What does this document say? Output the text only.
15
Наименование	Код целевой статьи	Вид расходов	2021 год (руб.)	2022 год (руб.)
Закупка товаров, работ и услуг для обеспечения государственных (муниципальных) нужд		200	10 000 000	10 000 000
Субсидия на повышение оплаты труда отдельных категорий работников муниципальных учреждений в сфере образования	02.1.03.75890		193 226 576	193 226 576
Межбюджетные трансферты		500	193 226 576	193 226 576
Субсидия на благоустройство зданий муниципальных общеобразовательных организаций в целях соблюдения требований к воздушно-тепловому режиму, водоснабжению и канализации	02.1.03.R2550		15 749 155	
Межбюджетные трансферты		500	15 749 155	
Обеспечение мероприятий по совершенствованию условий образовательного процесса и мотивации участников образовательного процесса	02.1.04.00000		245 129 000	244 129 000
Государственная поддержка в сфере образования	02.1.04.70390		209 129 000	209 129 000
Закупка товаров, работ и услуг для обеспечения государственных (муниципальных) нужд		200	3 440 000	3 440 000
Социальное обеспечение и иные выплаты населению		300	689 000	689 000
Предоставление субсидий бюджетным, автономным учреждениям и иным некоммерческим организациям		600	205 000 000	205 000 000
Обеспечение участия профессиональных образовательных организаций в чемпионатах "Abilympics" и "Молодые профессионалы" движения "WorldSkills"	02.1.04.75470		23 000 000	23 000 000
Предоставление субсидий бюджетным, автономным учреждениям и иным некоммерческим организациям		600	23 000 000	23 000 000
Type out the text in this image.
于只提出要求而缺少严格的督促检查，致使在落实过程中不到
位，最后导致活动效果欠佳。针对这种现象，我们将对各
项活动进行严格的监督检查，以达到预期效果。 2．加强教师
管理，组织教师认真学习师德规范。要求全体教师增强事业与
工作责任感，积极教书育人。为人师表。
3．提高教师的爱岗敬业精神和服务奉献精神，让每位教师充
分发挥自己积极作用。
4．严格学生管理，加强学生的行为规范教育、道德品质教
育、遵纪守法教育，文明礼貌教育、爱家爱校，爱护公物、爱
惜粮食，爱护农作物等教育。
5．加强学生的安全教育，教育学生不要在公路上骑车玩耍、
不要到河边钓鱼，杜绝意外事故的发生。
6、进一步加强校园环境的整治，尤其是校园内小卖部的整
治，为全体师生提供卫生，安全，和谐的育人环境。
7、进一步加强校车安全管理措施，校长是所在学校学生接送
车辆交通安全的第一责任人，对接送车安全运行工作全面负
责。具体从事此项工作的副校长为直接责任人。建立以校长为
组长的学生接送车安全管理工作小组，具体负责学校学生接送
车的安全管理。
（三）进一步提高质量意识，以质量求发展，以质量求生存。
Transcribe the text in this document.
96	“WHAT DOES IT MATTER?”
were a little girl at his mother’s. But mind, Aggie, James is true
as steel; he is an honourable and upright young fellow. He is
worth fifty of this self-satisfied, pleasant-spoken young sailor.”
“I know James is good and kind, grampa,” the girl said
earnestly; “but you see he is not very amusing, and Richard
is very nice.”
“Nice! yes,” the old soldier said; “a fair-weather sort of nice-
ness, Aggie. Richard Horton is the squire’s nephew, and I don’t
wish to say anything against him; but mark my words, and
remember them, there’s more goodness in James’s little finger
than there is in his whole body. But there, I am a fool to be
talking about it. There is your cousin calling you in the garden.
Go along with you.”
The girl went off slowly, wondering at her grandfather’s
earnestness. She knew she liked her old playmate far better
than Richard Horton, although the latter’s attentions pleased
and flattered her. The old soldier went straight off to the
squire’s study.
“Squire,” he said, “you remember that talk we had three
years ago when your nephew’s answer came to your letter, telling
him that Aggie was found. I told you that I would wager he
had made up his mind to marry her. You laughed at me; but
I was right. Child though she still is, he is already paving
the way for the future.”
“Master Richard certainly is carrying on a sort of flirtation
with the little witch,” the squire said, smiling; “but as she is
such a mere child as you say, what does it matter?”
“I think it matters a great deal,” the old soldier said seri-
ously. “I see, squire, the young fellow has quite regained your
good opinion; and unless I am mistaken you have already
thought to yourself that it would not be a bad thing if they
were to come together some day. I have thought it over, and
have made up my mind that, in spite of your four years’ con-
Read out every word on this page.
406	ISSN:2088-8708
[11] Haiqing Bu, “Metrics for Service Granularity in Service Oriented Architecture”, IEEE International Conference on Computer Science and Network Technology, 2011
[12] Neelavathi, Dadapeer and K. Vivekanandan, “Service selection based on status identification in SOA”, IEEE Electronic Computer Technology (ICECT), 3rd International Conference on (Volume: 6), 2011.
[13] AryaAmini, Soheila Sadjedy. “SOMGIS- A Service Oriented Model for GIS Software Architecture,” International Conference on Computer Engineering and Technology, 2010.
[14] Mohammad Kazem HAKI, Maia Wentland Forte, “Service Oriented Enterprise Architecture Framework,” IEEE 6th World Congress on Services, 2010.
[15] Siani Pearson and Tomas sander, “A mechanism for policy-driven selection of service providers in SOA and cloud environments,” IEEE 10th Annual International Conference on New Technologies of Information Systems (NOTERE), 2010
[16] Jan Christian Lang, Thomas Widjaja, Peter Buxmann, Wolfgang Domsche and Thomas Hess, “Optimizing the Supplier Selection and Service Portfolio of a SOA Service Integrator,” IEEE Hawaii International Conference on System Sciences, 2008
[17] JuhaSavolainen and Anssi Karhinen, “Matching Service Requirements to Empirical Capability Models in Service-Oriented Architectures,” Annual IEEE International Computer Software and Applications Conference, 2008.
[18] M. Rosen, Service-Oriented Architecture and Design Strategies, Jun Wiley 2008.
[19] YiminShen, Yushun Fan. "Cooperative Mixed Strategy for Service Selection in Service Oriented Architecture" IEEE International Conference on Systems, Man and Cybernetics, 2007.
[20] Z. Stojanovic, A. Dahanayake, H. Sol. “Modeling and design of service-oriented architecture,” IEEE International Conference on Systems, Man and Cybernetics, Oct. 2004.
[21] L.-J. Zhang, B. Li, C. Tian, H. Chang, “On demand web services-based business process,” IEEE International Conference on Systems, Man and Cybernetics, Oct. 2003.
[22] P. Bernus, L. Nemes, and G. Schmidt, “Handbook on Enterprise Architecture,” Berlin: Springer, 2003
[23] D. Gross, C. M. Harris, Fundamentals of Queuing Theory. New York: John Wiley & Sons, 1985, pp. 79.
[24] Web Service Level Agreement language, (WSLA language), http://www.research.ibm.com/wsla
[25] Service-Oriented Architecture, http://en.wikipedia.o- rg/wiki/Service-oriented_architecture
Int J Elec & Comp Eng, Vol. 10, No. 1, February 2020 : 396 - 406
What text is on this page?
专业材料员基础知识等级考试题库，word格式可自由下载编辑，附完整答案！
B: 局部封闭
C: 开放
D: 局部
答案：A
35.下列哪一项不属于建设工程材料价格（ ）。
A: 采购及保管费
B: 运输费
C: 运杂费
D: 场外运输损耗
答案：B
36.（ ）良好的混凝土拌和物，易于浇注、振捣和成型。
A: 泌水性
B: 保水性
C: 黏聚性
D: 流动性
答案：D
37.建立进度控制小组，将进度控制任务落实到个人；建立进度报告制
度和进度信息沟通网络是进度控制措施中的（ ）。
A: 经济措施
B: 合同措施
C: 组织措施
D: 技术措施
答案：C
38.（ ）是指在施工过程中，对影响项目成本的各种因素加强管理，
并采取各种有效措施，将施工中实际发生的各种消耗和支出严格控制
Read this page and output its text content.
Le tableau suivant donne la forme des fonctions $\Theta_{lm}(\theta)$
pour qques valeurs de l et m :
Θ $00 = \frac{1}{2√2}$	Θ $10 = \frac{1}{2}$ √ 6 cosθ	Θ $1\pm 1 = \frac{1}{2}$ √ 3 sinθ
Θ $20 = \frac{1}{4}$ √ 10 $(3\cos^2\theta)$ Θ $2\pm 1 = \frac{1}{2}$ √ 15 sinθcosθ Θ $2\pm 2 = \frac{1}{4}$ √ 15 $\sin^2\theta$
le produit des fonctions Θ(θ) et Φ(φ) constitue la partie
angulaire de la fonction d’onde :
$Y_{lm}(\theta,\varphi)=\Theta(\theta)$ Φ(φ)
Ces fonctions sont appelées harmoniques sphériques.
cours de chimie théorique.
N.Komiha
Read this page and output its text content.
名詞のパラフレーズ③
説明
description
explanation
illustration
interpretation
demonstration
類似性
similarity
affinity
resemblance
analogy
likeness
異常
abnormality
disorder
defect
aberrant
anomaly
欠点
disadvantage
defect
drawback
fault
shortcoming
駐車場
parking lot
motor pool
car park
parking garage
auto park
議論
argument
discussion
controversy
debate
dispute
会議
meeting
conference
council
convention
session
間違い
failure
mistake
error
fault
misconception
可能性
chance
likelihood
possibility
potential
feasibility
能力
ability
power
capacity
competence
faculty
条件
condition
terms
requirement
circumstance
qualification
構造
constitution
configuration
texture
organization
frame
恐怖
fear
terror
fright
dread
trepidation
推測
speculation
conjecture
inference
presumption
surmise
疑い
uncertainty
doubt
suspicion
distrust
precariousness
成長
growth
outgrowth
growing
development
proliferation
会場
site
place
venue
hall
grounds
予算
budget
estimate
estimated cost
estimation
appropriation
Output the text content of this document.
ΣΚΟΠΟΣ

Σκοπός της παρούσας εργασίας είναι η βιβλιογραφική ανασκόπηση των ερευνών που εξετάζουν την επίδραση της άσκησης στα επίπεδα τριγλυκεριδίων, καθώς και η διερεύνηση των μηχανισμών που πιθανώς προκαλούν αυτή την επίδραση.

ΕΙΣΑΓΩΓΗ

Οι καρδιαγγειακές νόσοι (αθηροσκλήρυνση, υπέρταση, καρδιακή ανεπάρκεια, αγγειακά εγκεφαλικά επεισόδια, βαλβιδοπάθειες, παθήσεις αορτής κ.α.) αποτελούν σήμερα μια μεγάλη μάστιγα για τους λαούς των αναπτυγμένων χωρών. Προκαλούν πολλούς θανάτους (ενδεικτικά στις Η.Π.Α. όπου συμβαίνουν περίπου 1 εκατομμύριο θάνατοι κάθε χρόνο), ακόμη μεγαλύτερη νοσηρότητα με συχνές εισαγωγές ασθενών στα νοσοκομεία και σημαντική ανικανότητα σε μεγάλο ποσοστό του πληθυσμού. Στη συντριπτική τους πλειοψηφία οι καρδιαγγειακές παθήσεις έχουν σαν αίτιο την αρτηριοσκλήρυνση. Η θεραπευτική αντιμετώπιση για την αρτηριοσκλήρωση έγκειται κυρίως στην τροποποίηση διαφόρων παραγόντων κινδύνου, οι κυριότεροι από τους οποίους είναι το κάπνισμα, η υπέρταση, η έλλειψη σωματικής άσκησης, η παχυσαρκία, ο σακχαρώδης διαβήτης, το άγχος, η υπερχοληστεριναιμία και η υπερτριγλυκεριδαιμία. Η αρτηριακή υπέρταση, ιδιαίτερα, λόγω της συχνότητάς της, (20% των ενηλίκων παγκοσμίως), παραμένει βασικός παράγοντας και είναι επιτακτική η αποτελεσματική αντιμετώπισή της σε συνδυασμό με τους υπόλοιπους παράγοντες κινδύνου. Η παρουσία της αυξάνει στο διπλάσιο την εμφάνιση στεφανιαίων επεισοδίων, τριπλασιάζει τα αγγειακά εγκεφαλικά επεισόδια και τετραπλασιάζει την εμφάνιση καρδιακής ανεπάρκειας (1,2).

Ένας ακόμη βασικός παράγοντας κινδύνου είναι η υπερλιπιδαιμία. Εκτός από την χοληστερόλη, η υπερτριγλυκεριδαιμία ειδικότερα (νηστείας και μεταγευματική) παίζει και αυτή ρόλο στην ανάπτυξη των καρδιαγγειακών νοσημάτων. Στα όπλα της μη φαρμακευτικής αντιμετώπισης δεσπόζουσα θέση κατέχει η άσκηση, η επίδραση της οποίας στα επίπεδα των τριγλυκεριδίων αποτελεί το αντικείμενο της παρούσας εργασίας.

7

> [WORK TO COMPLETE]: Write out every line from the entries where "Предоставление" appears.

> [RESPONSE TO THIS TASK]:
Предоставление субсидий бюджетным, автономным учреждениям и иным некоммерческим организациям		600	205 000 000	205 000 000
Предоставление субсидий бюджетным, автономным учреждениям и иным некоммерческим организациям		600	23 000 000	23 000 000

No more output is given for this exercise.